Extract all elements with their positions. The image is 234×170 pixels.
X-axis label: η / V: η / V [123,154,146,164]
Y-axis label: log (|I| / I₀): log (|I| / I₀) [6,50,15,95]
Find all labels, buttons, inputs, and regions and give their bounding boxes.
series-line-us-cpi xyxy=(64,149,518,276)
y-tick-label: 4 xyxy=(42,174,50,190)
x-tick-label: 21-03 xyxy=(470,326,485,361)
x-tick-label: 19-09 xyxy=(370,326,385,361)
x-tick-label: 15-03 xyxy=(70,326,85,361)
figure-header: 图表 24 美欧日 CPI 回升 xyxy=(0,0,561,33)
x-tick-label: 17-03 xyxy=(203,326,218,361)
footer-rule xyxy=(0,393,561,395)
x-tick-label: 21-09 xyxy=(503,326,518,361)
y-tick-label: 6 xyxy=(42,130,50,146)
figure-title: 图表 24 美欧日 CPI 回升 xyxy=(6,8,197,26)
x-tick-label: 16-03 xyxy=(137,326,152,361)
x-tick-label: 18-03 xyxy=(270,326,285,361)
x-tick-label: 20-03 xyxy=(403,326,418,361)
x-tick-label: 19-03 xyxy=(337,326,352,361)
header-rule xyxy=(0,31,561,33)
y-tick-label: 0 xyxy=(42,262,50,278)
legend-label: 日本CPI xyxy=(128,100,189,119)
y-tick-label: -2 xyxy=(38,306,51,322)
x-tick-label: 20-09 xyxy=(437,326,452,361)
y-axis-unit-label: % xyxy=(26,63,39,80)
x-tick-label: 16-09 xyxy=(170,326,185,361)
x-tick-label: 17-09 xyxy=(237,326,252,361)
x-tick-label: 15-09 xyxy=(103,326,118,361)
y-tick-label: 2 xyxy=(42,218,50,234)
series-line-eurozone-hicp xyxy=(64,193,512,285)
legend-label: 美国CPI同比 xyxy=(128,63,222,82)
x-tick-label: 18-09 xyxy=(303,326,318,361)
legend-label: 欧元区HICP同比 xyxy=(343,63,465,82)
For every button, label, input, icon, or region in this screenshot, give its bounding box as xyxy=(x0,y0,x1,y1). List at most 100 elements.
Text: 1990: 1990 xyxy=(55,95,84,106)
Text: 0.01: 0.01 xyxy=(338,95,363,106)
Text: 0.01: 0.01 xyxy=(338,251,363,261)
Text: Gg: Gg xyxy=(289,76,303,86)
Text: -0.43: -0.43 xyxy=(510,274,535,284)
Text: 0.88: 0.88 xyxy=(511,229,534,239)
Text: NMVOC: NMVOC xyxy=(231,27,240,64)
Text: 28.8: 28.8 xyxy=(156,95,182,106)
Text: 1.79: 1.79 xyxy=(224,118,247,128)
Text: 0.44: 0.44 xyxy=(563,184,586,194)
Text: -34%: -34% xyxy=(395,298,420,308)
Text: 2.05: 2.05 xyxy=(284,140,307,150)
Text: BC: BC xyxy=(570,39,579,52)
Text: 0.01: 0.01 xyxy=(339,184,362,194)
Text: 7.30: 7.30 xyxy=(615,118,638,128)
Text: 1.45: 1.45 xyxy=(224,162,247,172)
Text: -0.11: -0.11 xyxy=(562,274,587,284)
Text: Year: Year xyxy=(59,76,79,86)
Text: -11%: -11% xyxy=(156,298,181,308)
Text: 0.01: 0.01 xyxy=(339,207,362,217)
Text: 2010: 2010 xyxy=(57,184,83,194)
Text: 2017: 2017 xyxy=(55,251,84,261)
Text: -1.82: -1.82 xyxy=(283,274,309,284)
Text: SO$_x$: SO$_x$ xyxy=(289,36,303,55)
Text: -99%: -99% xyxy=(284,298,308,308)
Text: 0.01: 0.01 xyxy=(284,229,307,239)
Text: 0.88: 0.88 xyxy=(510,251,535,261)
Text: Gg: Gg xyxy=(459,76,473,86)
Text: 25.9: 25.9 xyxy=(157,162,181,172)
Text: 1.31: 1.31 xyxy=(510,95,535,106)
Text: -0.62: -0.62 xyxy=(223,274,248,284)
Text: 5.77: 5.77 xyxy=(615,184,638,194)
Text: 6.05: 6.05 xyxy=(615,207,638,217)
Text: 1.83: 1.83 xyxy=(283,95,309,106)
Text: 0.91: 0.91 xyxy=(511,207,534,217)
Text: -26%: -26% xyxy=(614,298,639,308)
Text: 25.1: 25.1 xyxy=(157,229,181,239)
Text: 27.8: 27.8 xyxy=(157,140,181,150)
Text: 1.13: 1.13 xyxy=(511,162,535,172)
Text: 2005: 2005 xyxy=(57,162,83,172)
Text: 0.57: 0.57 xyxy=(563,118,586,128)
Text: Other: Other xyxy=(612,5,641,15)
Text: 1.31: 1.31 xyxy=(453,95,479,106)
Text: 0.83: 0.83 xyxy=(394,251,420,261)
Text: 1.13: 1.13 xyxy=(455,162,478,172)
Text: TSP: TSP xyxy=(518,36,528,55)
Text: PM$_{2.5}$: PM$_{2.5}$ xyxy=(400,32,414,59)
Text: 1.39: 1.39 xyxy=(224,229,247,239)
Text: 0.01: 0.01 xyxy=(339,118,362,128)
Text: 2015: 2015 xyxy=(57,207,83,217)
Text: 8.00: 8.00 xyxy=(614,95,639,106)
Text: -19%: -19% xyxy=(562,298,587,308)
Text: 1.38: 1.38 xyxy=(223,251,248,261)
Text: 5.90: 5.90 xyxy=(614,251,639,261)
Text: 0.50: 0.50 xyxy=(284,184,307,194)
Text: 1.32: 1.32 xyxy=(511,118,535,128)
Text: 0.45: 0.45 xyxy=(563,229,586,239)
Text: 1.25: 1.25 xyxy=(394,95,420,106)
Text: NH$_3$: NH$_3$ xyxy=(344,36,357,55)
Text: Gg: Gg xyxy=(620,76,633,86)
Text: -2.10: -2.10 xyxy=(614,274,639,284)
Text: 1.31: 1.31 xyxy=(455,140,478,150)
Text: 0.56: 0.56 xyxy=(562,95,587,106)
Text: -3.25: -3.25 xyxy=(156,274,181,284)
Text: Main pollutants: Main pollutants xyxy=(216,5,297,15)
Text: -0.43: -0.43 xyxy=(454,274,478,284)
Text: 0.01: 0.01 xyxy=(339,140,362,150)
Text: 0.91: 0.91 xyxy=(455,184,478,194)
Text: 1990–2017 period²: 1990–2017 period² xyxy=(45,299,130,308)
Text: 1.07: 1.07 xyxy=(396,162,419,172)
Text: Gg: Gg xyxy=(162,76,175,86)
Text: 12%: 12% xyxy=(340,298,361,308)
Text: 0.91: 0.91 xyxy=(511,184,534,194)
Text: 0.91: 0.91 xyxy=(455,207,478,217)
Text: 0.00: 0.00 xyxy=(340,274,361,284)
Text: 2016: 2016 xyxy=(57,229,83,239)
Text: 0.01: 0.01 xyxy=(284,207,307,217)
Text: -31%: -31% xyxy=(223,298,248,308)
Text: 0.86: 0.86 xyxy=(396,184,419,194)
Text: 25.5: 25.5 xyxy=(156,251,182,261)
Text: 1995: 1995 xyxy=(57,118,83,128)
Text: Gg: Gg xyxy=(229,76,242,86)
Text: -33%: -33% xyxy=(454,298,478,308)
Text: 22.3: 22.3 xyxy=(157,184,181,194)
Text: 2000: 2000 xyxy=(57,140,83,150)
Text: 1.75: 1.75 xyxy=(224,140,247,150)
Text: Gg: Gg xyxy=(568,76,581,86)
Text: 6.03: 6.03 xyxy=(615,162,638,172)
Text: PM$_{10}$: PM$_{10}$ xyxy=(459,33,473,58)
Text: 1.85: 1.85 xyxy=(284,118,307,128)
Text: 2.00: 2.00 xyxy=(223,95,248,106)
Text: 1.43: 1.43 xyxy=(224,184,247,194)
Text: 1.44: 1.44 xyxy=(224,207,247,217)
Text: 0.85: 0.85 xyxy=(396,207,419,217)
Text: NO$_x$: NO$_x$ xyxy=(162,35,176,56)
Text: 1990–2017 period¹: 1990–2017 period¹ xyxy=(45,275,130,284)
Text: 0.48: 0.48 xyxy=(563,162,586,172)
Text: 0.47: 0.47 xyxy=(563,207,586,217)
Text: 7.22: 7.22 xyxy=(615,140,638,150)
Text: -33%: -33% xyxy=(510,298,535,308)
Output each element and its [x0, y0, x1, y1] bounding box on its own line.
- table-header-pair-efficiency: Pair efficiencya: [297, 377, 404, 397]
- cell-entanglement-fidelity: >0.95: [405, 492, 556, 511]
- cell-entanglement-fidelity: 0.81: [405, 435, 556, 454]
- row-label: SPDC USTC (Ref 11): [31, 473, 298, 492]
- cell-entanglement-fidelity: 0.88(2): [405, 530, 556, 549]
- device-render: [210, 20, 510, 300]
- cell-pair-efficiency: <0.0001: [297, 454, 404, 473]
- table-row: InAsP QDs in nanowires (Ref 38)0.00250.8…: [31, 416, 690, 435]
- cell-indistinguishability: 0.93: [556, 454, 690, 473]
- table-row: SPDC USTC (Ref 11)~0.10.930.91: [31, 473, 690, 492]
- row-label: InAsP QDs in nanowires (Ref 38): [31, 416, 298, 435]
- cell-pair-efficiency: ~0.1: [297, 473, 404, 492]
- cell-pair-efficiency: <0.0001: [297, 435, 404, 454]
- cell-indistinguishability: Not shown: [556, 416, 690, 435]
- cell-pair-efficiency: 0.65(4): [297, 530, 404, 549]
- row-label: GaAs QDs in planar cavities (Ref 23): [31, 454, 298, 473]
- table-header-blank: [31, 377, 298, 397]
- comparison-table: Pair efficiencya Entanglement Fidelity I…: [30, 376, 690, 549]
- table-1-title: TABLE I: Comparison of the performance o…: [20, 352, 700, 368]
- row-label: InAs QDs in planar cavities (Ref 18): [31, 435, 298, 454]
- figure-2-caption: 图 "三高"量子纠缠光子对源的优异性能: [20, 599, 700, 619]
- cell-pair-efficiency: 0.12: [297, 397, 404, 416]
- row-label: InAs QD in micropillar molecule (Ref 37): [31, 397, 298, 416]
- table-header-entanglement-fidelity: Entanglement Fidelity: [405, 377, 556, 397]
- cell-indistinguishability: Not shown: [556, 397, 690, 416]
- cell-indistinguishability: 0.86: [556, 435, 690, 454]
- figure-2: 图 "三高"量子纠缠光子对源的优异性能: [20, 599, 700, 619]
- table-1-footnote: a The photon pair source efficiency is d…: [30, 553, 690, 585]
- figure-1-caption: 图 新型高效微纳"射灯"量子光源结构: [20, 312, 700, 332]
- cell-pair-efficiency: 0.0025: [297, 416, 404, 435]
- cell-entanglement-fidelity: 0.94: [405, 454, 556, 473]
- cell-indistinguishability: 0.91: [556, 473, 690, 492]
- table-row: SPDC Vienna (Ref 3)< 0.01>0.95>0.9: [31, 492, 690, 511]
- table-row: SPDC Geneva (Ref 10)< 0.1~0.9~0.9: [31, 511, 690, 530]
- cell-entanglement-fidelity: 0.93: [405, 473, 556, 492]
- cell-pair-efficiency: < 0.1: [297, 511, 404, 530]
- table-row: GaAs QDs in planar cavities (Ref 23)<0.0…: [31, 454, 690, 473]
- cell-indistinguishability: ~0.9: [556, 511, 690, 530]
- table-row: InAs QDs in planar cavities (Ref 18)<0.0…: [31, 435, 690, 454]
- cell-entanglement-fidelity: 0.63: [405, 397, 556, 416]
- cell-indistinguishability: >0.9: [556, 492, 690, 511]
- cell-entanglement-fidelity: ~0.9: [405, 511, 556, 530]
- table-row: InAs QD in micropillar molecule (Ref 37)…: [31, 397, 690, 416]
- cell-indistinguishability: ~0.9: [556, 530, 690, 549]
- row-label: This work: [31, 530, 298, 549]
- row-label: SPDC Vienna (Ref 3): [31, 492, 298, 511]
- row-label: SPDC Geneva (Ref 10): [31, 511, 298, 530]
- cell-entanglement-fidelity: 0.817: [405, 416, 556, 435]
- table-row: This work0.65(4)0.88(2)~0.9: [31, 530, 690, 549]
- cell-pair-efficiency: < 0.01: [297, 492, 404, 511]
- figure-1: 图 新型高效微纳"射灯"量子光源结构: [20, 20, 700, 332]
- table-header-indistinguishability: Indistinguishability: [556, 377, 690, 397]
• • • •
逐字照录数据中自第一行起、至包含“x-tick-label: 19-09 xyxy=(370,326,385,361)”的那一行止的全部行，首尾两行均须包括在内。

Extract all elements with their positions. The image is 234×170 pixels.
X-axis label: η / V: η / V [123,154,146,164]
Y-axis label: log (|I| / I₀): log (|I| / I₀) [6,50,15,95]
Find all labels, buttons, inputs, and regions and give their bounding boxes.
series-line-us-cpi xyxy=(64,149,518,276)
y-tick-label: 4 xyxy=(42,174,50,190)
x-tick-label: 21-03 xyxy=(470,326,485,361)
x-tick-label: 19-09 xyxy=(370,326,385,361)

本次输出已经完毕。